> **What to produce**
Where a line holds "JSON", copy it.

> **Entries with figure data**
■ ■ ■ ■

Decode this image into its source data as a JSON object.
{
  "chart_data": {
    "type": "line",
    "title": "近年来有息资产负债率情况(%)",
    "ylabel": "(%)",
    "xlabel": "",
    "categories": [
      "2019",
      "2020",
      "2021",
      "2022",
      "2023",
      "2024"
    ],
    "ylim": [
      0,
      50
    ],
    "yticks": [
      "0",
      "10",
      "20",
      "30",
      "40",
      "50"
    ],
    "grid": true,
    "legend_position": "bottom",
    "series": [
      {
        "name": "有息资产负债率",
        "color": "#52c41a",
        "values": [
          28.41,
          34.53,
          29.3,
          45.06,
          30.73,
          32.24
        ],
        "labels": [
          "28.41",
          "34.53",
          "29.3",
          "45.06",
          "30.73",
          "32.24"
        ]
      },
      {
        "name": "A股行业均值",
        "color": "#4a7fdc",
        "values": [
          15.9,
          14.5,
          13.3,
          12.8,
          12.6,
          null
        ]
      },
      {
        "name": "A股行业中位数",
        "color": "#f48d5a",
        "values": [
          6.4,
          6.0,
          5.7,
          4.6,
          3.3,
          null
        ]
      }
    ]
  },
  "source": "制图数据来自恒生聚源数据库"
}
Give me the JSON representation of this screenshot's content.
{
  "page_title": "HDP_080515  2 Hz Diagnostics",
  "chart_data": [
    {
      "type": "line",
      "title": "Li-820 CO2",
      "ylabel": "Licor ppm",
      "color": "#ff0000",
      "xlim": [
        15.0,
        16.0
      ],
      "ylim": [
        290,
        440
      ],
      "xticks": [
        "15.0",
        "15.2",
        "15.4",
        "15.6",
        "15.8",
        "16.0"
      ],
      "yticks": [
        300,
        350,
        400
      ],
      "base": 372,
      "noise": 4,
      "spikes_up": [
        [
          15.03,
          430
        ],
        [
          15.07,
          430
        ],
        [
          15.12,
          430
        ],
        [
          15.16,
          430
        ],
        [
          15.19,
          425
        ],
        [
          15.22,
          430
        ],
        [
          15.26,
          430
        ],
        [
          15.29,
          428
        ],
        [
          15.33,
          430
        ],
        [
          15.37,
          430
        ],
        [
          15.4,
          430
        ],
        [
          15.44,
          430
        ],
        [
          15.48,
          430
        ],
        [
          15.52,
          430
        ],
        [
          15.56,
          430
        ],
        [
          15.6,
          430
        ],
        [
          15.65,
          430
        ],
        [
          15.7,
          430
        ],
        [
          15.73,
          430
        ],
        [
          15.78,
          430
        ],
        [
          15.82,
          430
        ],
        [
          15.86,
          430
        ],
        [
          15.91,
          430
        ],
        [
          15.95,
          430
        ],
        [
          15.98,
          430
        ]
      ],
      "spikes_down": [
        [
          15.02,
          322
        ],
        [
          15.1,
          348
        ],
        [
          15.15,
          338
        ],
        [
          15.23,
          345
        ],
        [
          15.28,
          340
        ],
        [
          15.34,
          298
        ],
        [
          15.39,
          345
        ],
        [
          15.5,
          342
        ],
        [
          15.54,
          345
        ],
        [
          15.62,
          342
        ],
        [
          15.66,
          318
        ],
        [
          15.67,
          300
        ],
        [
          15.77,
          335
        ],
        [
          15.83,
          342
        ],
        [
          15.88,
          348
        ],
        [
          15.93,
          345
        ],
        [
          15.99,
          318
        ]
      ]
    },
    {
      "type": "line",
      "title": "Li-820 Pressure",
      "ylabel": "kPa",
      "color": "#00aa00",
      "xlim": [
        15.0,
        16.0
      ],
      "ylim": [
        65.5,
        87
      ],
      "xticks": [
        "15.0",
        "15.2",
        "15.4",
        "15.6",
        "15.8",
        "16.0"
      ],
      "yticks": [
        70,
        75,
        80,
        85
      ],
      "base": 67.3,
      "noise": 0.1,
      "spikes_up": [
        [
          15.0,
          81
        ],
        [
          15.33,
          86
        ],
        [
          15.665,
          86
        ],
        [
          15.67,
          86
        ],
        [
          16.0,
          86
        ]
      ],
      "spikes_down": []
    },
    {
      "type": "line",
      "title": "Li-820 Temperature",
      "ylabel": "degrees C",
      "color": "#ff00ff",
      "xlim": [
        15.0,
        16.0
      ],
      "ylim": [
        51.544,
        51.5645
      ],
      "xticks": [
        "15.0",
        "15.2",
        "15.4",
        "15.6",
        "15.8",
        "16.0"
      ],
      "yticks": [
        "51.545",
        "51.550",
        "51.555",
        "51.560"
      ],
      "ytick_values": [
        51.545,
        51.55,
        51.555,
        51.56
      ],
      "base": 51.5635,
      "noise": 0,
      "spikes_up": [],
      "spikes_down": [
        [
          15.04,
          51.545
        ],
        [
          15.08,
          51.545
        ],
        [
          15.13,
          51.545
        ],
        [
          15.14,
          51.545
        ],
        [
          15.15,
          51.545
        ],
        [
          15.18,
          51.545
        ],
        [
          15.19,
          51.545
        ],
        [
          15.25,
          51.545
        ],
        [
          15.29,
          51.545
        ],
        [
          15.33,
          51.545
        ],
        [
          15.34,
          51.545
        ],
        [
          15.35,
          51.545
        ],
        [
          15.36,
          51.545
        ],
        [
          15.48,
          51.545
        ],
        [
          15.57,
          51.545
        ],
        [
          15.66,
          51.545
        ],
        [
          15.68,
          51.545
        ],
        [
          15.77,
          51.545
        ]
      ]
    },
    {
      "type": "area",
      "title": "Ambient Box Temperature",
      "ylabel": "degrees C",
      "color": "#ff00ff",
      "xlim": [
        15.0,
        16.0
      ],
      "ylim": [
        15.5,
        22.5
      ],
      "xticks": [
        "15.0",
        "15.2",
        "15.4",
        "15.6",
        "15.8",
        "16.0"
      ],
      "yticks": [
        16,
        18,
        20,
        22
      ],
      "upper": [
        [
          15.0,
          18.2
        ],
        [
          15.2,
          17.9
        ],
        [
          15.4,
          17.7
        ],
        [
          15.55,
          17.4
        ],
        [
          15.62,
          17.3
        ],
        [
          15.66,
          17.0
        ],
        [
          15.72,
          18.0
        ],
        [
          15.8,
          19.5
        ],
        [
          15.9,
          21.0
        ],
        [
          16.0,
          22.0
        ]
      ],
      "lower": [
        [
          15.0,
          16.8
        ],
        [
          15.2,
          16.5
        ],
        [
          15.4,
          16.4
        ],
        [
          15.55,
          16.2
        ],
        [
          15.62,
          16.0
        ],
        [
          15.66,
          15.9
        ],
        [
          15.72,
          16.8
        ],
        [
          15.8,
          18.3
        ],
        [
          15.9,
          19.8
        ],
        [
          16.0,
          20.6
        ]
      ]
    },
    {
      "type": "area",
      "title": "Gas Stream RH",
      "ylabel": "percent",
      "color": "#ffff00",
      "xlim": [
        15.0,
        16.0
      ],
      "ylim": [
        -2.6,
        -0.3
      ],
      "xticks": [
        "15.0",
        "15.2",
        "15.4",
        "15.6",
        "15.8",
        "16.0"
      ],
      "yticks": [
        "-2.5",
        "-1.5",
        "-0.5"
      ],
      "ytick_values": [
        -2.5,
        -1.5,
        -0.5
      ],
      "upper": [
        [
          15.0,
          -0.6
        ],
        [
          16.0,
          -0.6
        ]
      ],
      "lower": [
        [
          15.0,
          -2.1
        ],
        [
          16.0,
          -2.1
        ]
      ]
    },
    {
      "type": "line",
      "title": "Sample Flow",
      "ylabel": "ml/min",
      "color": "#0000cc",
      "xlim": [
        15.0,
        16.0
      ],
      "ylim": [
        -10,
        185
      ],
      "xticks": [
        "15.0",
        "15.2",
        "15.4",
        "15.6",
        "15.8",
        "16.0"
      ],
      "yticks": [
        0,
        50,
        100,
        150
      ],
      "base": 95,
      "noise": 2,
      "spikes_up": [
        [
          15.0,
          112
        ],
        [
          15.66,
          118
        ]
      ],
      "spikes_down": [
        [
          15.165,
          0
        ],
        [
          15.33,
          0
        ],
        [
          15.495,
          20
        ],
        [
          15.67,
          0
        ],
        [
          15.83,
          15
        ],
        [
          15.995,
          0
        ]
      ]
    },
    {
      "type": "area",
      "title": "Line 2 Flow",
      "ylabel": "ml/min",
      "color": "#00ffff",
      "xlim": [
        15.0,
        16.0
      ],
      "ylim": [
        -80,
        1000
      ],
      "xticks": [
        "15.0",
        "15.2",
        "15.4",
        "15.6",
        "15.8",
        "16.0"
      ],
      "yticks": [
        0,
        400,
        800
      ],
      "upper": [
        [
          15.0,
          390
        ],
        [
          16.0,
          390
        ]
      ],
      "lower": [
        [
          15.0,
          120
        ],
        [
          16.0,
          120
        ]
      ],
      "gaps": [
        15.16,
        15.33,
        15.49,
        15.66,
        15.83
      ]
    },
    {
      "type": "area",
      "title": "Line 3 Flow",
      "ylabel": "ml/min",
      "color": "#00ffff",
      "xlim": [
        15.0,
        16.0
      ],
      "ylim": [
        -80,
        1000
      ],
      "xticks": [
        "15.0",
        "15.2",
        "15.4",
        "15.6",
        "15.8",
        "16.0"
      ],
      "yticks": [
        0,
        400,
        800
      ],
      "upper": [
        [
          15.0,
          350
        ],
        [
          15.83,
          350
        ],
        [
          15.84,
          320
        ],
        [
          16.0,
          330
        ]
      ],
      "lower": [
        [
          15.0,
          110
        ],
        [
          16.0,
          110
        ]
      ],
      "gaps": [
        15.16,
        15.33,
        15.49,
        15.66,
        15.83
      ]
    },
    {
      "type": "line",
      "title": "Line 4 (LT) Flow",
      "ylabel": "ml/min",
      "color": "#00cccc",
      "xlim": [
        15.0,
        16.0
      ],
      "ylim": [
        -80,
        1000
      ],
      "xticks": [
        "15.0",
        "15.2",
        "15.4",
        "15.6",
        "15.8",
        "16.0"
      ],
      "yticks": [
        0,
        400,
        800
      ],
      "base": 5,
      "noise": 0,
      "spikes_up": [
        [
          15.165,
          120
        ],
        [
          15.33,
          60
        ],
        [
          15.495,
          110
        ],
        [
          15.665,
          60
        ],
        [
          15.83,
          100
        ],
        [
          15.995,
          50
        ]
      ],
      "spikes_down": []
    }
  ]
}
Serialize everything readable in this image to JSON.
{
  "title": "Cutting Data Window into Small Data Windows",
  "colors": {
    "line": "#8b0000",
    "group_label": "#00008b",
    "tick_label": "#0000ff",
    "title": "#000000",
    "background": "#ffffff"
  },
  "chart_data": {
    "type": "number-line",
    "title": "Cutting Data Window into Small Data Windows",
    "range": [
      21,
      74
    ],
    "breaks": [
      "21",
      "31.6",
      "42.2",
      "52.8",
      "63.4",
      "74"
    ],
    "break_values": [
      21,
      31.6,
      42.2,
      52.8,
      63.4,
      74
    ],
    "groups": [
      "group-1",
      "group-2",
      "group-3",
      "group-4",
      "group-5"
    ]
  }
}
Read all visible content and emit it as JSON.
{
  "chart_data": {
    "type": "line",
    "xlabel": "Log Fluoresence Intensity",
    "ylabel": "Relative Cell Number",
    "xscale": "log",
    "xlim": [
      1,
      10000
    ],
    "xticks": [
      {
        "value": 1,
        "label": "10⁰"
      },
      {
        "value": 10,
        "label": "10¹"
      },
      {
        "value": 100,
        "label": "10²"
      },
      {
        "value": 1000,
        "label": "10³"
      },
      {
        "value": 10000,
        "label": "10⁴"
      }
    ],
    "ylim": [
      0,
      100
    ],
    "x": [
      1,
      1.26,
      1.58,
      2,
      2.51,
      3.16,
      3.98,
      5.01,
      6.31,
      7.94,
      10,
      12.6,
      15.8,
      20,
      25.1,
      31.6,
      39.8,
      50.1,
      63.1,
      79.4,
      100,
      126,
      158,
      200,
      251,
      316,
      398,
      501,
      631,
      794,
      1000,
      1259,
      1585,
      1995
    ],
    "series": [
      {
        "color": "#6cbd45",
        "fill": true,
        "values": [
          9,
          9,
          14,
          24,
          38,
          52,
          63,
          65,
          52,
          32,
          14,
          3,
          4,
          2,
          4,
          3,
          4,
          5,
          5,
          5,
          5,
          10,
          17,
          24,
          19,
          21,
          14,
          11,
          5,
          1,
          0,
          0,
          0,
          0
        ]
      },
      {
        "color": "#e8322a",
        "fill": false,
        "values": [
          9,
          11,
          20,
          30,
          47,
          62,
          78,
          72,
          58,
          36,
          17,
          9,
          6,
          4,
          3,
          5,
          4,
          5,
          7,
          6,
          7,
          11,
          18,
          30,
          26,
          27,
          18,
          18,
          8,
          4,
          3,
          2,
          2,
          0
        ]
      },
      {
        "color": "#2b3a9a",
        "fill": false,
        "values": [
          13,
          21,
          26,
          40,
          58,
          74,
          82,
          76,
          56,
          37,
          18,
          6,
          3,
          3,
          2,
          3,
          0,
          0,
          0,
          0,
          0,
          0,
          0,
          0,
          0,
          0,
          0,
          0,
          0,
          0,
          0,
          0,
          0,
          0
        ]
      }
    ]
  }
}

■ ■ ■ ■

> **Written reply**
Decode this image into its source data as a JSON object.
Give me the JSON representation of this screenshot's content.
Serialize everything readable in this image to JSON.
Read all visible content and emit it as JSON.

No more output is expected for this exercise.